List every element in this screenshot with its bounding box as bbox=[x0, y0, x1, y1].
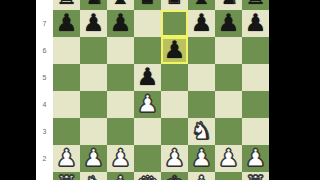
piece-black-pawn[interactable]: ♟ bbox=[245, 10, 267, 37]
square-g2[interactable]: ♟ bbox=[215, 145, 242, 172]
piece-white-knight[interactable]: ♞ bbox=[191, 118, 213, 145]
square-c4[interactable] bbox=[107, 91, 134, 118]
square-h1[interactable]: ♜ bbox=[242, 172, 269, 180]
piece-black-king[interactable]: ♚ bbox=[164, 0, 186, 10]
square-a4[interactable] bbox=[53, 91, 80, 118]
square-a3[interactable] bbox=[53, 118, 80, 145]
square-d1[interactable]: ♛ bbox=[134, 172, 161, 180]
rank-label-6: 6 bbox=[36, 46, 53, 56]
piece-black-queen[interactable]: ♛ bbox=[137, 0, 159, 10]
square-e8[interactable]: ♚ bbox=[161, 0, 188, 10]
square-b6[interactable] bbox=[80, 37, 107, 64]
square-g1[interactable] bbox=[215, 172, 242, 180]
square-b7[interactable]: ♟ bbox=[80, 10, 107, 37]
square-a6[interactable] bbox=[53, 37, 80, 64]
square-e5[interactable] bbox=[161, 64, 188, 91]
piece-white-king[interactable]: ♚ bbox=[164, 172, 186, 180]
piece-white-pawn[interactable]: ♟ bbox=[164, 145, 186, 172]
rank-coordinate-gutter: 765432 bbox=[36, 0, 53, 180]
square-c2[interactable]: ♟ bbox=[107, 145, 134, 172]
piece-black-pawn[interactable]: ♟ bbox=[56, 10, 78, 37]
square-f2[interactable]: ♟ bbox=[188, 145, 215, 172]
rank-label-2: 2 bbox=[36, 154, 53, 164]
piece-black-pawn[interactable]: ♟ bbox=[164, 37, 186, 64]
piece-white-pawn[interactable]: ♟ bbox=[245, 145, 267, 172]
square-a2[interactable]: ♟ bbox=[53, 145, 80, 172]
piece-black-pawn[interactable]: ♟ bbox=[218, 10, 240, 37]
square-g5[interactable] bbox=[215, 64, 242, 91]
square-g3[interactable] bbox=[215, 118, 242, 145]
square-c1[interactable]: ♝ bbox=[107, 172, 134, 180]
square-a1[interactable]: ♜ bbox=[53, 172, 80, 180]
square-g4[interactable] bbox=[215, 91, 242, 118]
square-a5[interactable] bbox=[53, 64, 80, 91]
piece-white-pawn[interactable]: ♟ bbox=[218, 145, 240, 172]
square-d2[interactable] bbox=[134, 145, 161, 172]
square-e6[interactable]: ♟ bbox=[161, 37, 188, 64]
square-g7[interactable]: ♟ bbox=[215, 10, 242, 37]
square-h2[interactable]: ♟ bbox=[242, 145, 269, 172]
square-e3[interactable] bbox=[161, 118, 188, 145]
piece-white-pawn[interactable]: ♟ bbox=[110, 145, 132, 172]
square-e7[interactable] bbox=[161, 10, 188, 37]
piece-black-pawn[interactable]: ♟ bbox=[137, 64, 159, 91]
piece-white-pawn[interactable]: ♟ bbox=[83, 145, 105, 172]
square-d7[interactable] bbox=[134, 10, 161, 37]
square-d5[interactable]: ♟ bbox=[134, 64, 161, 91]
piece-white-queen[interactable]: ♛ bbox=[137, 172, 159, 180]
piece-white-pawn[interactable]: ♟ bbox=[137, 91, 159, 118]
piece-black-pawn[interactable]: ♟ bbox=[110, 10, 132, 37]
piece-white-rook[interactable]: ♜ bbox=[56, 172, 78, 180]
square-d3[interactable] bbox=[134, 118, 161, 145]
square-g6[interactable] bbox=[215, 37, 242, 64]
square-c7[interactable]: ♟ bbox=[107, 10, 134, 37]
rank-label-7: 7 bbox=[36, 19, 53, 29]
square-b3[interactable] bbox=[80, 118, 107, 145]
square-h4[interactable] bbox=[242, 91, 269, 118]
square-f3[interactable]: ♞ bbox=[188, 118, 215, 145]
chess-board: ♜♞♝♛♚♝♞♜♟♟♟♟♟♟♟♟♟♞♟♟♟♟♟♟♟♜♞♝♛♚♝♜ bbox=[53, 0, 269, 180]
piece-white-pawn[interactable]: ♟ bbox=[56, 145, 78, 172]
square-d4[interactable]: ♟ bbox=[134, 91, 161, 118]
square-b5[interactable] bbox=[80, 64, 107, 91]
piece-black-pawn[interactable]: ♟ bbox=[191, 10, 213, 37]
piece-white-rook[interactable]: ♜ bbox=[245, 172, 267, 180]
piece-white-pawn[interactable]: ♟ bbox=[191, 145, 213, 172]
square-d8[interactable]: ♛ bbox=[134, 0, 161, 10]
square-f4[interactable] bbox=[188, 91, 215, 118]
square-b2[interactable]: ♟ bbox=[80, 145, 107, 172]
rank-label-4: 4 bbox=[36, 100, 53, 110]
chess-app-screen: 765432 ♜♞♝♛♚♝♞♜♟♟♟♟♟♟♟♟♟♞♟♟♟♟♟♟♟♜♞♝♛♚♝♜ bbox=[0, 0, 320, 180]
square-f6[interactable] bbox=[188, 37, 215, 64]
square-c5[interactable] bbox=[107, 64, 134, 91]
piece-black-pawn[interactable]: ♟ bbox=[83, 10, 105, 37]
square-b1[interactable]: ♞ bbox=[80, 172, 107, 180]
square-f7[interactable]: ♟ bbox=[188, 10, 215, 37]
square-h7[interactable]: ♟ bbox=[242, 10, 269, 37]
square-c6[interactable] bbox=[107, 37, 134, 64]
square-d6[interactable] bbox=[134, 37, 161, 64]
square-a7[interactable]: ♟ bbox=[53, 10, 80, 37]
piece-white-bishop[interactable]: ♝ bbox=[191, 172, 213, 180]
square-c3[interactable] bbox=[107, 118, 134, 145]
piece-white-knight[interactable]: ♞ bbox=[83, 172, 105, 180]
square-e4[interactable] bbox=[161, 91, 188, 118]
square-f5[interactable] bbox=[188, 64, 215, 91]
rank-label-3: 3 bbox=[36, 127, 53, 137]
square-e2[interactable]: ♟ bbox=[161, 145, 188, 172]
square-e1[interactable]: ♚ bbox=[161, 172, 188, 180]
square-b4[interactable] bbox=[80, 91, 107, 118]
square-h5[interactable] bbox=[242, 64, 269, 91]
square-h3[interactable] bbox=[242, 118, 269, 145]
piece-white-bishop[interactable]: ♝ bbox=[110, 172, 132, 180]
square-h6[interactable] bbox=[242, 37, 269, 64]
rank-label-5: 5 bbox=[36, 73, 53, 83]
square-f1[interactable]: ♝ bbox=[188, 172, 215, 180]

[WHAT IS EXPECTED] Rewrite all the records above, changing every "piece-black-pawn" to "piece-dark-pawn" and leaving everything else unchanged. Omit the pictures.

[FINISHED EXERCISE]
List every element in this screenshot with its bounding box as bbox=[x0, y0, x1, y1].
piece-dark-pawn[interactable]: ♟ bbox=[245, 10, 267, 37]
square-g2[interactable]: ♟ bbox=[215, 145, 242, 172]
piece-white-knight[interactable]: ♞ bbox=[191, 118, 213, 145]
square-c4[interactable] bbox=[107, 91, 134, 118]
square-h1[interactable]: ♜ bbox=[242, 172, 269, 180]
piece-black-king[interactable]: ♚ bbox=[164, 0, 186, 10]
square-a4[interactable] bbox=[53, 91, 80, 118]
square-a3[interactable] bbox=[53, 118, 80, 145]
square-d1[interactable]: ♛ bbox=[134, 172, 161, 180]
rank-label-6: 6 bbox=[36, 46, 53, 56]
piece-black-queen[interactable]: ♛ bbox=[137, 0, 159, 10]
square-e8[interactable]: ♚ bbox=[161, 0, 188, 10]
square-b6[interactable] bbox=[80, 37, 107, 64]
square-g1[interactable] bbox=[215, 172, 242, 180]
square-b7[interactable]: ♟ bbox=[80, 10, 107, 37]
square-a6[interactable] bbox=[53, 37, 80, 64]
square-e5[interactable] bbox=[161, 64, 188, 91]
piece-white-king[interactable]: ♚ bbox=[164, 172, 186, 180]
piece-white-pawn[interactable]: ♟ bbox=[164, 145, 186, 172]
rank-coordinate-gutter: 765432 bbox=[36, 0, 53, 180]
square-c2[interactable]: ♟ bbox=[107, 145, 134, 172]
piece-dark-pawn[interactable]: ♟ bbox=[56, 10, 78, 37]
square-f2[interactable]: ♟ bbox=[188, 145, 215, 172]
rank-label-2: 2 bbox=[36, 154, 53, 164]
piece-dark-pawn[interactable]: ♟ bbox=[164, 37, 186, 64]
piece-white-pawn[interactable]: ♟ bbox=[245, 145, 267, 172]
square-a2[interactable]: ♟ bbox=[53, 145, 80, 172]
piece-dark-pawn[interactable]: ♟ bbox=[218, 10, 240, 37]
square-g5[interactable] bbox=[215, 64, 242, 91]
square-g3[interactable] bbox=[215, 118, 242, 145]
square-c1[interactable]: ♝ bbox=[107, 172, 134, 180]
square-a1[interactable]: ♜ bbox=[53, 172, 80, 180]
square-g4[interactable] bbox=[215, 91, 242, 118]
square-a5[interactable] bbox=[53, 64, 80, 91]
piece-white-pawn[interactable]: ♟ bbox=[218, 145, 240, 172]
square-d2[interactable] bbox=[134, 145, 161, 172]
square-e6[interactable]: ♟ bbox=[161, 37, 188, 64]
square-g7[interactable]: ♟ bbox=[215, 10, 242, 37]
square-h2[interactable]: ♟ bbox=[242, 145, 269, 172]
square-e3[interactable] bbox=[161, 118, 188, 145]
piece-white-pawn[interactable]: ♟ bbox=[110, 145, 132, 172]
square-e7[interactable] bbox=[161, 10, 188, 37]
piece-dark-pawn[interactable]: ♟ bbox=[137, 64, 159, 91]
piece-white-pawn[interactable]: ♟ bbox=[83, 145, 105, 172]
square-d7[interactable] bbox=[134, 10, 161, 37]
square-d5[interactable]: ♟ bbox=[134, 64, 161, 91]
piece-white-queen[interactable]: ♛ bbox=[137, 172, 159, 180]
piece-white-pawn[interactable]: ♟ bbox=[137, 91, 159, 118]
piece-dark-pawn[interactable]: ♟ bbox=[110, 10, 132, 37]
piece-white-rook[interactable]: ♜ bbox=[56, 172, 78, 180]
square-d3[interactable] bbox=[134, 118, 161, 145]
square-g6[interactable] bbox=[215, 37, 242, 64]
square-c7[interactable]: ♟ bbox=[107, 10, 134, 37]
rank-label-7: 7 bbox=[36, 19, 53, 29]
square-b3[interactable] bbox=[80, 118, 107, 145]
square-h4[interactable] bbox=[242, 91, 269, 118]
square-f3[interactable]: ♞ bbox=[188, 118, 215, 145]
chess-board: ♜♞♝♛♚♝♞♜♟♟♟♟♟♟♟♟♟♞♟♟♟♟♟♟♟♜♞♝♛♚♝♜ bbox=[53, 0, 269, 180]
piece-white-pawn[interactable]: ♟ bbox=[56, 145, 78, 172]
square-d4[interactable]: ♟ bbox=[134, 91, 161, 118]
square-b5[interactable] bbox=[80, 64, 107, 91]
piece-dark-pawn[interactable]: ♟ bbox=[191, 10, 213, 37]
piece-white-rook[interactable]: ♜ bbox=[245, 172, 267, 180]
piece-white-pawn[interactable]: ♟ bbox=[191, 145, 213, 172]
square-d8[interactable]: ♛ bbox=[134, 0, 161, 10]
square-f4[interactable] bbox=[188, 91, 215, 118]
square-b2[interactable]: ♟ bbox=[80, 145, 107, 172]
rank-label-4: 4 bbox=[36, 100, 53, 110]
chess-app-screen: 765432 ♜♞♝♛♚♝♞♜♟♟♟♟♟♟♟♟♟♞♟♟♟♟♟♟♟♜♞♝♛♚♝♜ bbox=[0, 0, 320, 180]
square-f6[interactable] bbox=[188, 37, 215, 64]
square-c5[interactable] bbox=[107, 64, 134, 91]
piece-dark-pawn[interactable]: ♟ bbox=[83, 10, 105, 37]
square-b1[interactable]: ♞ bbox=[80, 172, 107, 180]
square-f7[interactable]: ♟ bbox=[188, 10, 215, 37]
square-h7[interactable]: ♟ bbox=[242, 10, 269, 37]
square-c6[interactable] bbox=[107, 37, 134, 64]
square-d6[interactable] bbox=[134, 37, 161, 64]
square-a7[interactable]: ♟ bbox=[53, 10, 80, 37]
piece-white-bishop[interactable]: ♝ bbox=[191, 172, 213, 180]
square-c3[interactable] bbox=[107, 118, 134, 145]
piece-white-knight[interactable]: ♞ bbox=[83, 172, 105, 180]
square-e4[interactable] bbox=[161, 91, 188, 118]
square-f5[interactable] bbox=[188, 64, 215, 91]
rank-label-3: 3 bbox=[36, 127, 53, 137]
square-e2[interactable]: ♟ bbox=[161, 145, 188, 172]
square-e1[interactable]: ♚ bbox=[161, 172, 188, 180]
square-b4[interactable] bbox=[80, 91, 107, 118]
square-h5[interactable] bbox=[242, 64, 269, 91]
square-h3[interactable] bbox=[242, 118, 269, 145]
piece-white-bishop[interactable]: ♝ bbox=[110, 172, 132, 180]
square-h6[interactable] bbox=[242, 37, 269, 64]
rank-label-5: 5 bbox=[36, 73, 53, 83]
square-f1[interactable]: ♝ bbox=[188, 172, 215, 180]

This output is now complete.